• _SET EXERCISE_: Provide an exact transcription of all the records.
■ ■ ■ ■ ■
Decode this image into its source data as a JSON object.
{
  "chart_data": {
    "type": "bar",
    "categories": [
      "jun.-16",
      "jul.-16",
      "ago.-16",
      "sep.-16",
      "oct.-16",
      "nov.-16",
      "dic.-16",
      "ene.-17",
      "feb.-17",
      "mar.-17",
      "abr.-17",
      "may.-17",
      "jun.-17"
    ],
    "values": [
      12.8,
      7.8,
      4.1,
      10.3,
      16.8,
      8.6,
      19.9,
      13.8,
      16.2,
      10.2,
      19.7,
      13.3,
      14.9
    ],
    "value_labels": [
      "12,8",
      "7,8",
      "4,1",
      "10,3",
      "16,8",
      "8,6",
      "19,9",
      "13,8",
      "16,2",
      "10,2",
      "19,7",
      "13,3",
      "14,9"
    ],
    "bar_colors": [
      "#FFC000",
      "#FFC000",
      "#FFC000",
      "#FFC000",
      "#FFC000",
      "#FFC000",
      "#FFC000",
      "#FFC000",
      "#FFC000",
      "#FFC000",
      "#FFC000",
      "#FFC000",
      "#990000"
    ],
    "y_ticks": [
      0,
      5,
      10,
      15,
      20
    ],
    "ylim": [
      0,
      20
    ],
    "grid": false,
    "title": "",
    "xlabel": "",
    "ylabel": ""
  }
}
■ ■ ■ ■ ■
• _RESULT OF THIS EXERCISE_:
Decode this image into its source data as a JSON object.
{
  "chart_data": {
    "type": "bar",
    "categories": [
      "jun.-16",
      "jul.-16",
      "ago.-16",
      "sep.-16",
      "oct.-16",
      "nov.-16",
      "dic.-16",
      "ene.-17",
      "feb.-17",
      "mar.-17",
      "abr.-17",
      "may.-17",
      "jun.-17"
    ],
    "values": [
      12.8,
      7.8,
      4.1,
      10.3,
      16.8,
      8.6,
      19.9,
      13.8,
      16.2,
      10.2,
      19.7,
      13.3,
      14.9
    ],
    "value_labels": [
      "12,8",
      "7,8",
      "4,1",
      "10,3",
      "16,8",
      "8,6",
      "19,9",
      "13,8",
      "16,2",
      "10,2",
      "19,7",
      "13,3",
      "14,9"
    ],
    "bar_colors": [
      "#FFC000",
      "#FFC000",
      "#FFC000",
      "#FFC000",
      "#FFC000",
      "#FFC000",
      "#FFC000",
      "#FFC000",
      "#FFC000",
      "#FFC000",
      "#FFC000",
      "#FFC000",
      "#990000"
    ],
    "y_ticks": [
      0,
      5,
      10,
      15,
      20
    ],
    "ylim": [
      0,
      20
    ],
    "grid": false,
    "title": "",
    "xlabel": "",
    "ylabel": ""
  }
}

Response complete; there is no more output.